> _Short exercise_
Reproduce the following lines verbatim, all of them and in the same order.

::::

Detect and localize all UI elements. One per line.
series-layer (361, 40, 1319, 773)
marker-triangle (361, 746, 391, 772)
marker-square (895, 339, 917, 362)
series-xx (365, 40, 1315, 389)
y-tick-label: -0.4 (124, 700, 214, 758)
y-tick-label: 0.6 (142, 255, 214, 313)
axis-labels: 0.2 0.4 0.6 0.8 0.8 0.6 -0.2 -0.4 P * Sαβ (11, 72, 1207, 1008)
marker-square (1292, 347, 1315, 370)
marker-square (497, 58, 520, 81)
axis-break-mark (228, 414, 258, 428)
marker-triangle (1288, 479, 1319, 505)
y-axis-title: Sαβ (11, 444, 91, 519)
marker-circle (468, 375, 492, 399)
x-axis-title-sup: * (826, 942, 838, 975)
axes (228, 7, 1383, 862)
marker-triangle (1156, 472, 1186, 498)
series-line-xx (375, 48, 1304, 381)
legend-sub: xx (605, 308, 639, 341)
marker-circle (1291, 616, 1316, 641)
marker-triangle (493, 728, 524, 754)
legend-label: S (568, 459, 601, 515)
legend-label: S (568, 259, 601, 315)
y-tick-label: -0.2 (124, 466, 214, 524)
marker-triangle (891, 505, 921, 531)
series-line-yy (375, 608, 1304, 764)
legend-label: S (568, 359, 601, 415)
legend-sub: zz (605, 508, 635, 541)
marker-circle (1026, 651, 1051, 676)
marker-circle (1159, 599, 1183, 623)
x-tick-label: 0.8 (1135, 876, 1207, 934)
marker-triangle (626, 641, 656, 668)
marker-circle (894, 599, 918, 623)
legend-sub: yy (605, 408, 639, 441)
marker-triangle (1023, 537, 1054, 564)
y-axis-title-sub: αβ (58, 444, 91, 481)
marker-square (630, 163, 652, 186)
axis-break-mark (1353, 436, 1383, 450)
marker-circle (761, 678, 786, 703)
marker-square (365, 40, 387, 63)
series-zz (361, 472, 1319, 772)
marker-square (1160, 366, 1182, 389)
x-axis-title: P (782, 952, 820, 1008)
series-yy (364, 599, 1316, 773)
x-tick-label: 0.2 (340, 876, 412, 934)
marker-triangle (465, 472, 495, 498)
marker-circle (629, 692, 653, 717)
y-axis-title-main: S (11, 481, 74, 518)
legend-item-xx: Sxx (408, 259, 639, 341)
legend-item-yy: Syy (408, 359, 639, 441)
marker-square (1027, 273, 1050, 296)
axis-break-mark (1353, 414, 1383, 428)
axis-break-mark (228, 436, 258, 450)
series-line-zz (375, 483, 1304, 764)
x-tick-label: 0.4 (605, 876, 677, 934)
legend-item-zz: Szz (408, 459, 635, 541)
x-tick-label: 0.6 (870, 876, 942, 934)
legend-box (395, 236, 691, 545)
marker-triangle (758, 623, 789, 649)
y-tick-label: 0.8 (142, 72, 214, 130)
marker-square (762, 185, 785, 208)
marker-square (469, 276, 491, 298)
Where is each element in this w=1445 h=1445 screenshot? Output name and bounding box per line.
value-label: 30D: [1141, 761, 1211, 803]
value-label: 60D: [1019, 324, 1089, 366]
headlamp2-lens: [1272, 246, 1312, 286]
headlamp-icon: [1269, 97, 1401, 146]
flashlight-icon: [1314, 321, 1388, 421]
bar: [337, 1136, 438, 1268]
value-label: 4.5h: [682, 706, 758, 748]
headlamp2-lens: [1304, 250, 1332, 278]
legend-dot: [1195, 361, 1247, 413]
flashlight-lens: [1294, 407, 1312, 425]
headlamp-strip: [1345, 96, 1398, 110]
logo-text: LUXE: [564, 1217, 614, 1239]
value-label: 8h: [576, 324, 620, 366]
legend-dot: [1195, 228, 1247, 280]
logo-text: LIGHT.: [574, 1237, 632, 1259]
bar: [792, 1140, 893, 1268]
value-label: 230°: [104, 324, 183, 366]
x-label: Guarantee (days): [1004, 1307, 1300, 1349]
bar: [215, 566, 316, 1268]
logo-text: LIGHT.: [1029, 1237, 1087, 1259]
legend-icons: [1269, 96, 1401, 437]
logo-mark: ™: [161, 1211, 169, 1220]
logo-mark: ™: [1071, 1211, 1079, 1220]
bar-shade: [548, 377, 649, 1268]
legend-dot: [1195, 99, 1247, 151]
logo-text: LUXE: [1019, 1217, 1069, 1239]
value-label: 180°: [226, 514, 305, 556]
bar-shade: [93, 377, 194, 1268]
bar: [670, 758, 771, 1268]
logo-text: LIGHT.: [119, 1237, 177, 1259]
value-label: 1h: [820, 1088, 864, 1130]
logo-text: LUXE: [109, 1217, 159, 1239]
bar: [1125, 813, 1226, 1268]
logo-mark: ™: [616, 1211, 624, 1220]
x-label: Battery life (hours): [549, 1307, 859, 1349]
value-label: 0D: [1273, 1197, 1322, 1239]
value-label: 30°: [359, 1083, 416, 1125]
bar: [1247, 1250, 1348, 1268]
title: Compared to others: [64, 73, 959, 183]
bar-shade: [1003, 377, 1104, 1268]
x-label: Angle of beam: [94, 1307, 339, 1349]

::::

> _Exercise answer_
Detect and localize all UI elements. One per line.
series-layer (361, 40, 1319, 773)
marker-triangle (361, 746, 391, 772)
marker-square (895, 339, 917, 362)
series-xx (365, 40, 1315, 389)
y-tick-label: -0.4 (124, 700, 214, 758)
y-tick-label: 0.6 (142, 255, 214, 313)
axis-labels: 0.2 0.4 0.6 0.8 0.8 0.6 -0.2 -0.4 P * Sαβ (11, 72, 1207, 1008)
marker-square (1292, 347, 1315, 370)
marker-square (497, 58, 520, 81)
axis-break-mark (228, 414, 258, 428)
marker-triangle (1288, 479, 1319, 505)
y-axis-title: Sαβ (11, 444, 91, 519)
marker-circle (468, 375, 492, 399)
x-axis-title-sup: * (826, 942, 838, 975)
axes (228, 7, 1383, 862)
marker-triangle (1156, 472, 1186, 498)
series-line-xx (375, 48, 1304, 381)
legend-sub: xx (605, 308, 639, 341)
marker-circle (1291, 616, 1316, 641)
marker-triangle (493, 728, 524, 754)
legend-label: S (568, 459, 601, 515)
legend-label: S (568, 259, 601, 315)
y-tick-label: -0.2 (124, 466, 214, 524)
marker-triangle (891, 505, 921, 531)
series-line-yy (375, 608, 1304, 764)
legend-label: S (568, 359, 601, 415)
legend-sub: zz (605, 508, 635, 541)
marker-circle (1026, 651, 1051, 676)
marker-circle (1159, 599, 1183, 623)
x-tick-label: 0.8 (1135, 876, 1207, 934)
marker-triangle (626, 641, 656, 668)
marker-circle (894, 599, 918, 623)
legend-sub: yy (605, 408, 639, 441)
marker-triangle (1023, 537, 1054, 564)
y-axis-title-sub: αβ (58, 444, 91, 481)
marker-square (630, 163, 652, 186)
axis-break-mark (1353, 436, 1383, 450)
marker-circle (761, 678, 786, 703)
marker-square (365, 40, 387, 63)
series-zz (361, 472, 1319, 772)
marker-square (1160, 366, 1182, 389)
x-axis-title: P (782, 952, 820, 1008)
series-yy (364, 599, 1316, 773)
x-tick-label: 0.2 (340, 876, 412, 934)
marker-triangle (465, 472, 495, 498)
marker-circle (629, 692, 653, 717)
y-axis-title-main: S (11, 481, 74, 518)
legend-item-xx: Sxx (408, 259, 639, 341)
legend-item-yy: Syy (408, 359, 639, 441)
marker-square (1027, 273, 1050, 296)
axis-break-mark (1353, 414, 1383, 428)
axis-break-mark (228, 436, 258, 450)
series-line-zz (375, 483, 1304, 764)
x-tick-label: 0.4 (605, 876, 677, 934)
legend-item-zz: Szz (408, 459, 635, 541)
x-tick-label: 0.6 (870, 876, 942, 934)
legend-box (395, 236, 691, 545)
marker-triangle (758, 623, 789, 649)
y-tick-label: 0.8 (142, 72, 214, 130)
marker-square (762, 185, 785, 208)
marker-square (469, 276, 491, 298)
Where is each element in this w=1445 h=1445 screenshot? Output name and bounding box per line.
value-label: 30D: [1141, 761, 1211, 803]
value-label: 60D: [1019, 324, 1089, 366]
headlamp2-lens: [1272, 246, 1312, 286]
headlamp-icon: [1269, 97, 1401, 146]
flashlight-icon: [1314, 321, 1388, 421]
bar: [337, 1136, 438, 1268]
value-label: 4.5h: [682, 706, 758, 748]
headlamp2-lens: [1304, 250, 1332, 278]
legend-dot: [1195, 361, 1247, 413]
flashlight-lens: [1294, 407, 1312, 425]
headlamp-strip: [1345, 96, 1398, 110]
logo-text: LUXE: [564, 1217, 614, 1239]
value-label: 8h: [576, 324, 620, 366]
legend-dot: [1195, 228, 1247, 280]
logo-text: LIGHT.: [574, 1237, 632, 1259]
bar: [792, 1140, 893, 1268]
value-label: 230°: [104, 324, 183, 366]
x-label: Guarantee (days): [1004, 1307, 1300, 1349]
bar: [215, 566, 316, 1268]
logo-text: LIGHT.: [1029, 1237, 1087, 1259]
legend-icons: [1269, 96, 1401, 437]
logo-mark: ™: [161, 1211, 169, 1220]
logo-mark: ™: [1071, 1211, 1079, 1220]
bar-shade: [548, 377, 649, 1268]
legend-dot: [1195, 99, 1247, 151]
logo-text: LUXE: [1019, 1217, 1069, 1239]
value-label: 180°: [226, 514, 305, 556]
bar-shade: [93, 377, 194, 1268]
bar: [670, 758, 771, 1268]
logo-text: LIGHT.: [119, 1237, 177, 1259]
value-label: 1h: [820, 1088, 864, 1130]
logo-text: LUXE: [109, 1217, 159, 1239]
bar: [1125, 813, 1226, 1268]
logo-mark: ™: [616, 1211, 624, 1220]
x-label: Battery life (hours): [549, 1307, 859, 1349]
value-label: 0D: [1273, 1197, 1322, 1239]
value-label: 30°: [359, 1083, 416, 1125]
bar: [1247, 1250, 1348, 1268]
title: Compared to others: [64, 73, 959, 183]
bar-shade: [1003, 377, 1104, 1268]
x-label: Angle of beam: [94, 1307, 339, 1349]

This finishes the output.